• [Exercise directions]
Print the records below exactly as they appear.

_ _ _ _ _ _ _

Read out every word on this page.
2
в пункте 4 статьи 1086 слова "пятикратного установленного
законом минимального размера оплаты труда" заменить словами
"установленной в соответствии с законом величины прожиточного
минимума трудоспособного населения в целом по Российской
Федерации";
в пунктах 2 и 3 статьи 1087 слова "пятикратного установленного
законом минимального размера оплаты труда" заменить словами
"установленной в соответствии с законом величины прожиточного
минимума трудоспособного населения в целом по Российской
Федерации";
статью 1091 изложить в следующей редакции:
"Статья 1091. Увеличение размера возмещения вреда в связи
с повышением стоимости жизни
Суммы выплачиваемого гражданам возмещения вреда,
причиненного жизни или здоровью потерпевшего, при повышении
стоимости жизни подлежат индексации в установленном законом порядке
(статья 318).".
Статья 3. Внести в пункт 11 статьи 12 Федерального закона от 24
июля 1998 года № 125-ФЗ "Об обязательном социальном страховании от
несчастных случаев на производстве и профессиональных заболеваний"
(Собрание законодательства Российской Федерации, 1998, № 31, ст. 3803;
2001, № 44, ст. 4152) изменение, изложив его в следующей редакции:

_ _ _ _ _ _ _

• [Final result]
Read out every word on this page.
2
в пункте 4 статьи 1086 слова "пятикратного установленного
законом минимального размера оплаты труда" заменить словами
"установленной в соответствии с законом величины прожиточного
минимума трудоспособного населения в целом по Российской
Федерации";
в пунктах 2 и 3 статьи 1087 слова "пятикратного установленного
законом минимального размера оплаты труда" заменить словами
"установленной в соответствии с законом величины прожиточного
минимума трудоспособного населения в целом по Российской
Федерации";
статью 1091 изложить в следующей редакции:
"Статья 1091. Увеличение размера возмещения вреда в связи
с повышением стоимости жизни
Суммы выплачиваемого гражданам возмещения вреда,
причиненного жизни или здоровью потерпевшего, при повышении
стоимости жизни подлежат индексации в установленном законом порядке
(статья 318).".
Статья 3. Внести в пункт 11 статьи 12 Федерального закона от 24
июля 1998 года № 125-ФЗ "Об обязательном социальном страховании от
несчастных случаев на производстве и профессиональных заболеваний"
(Собрание законодательства Российской Федерации, 1998, № 31, ст. 3803;
2001, № 44, ст. 4152) изменение, изложив его в следующей редакции:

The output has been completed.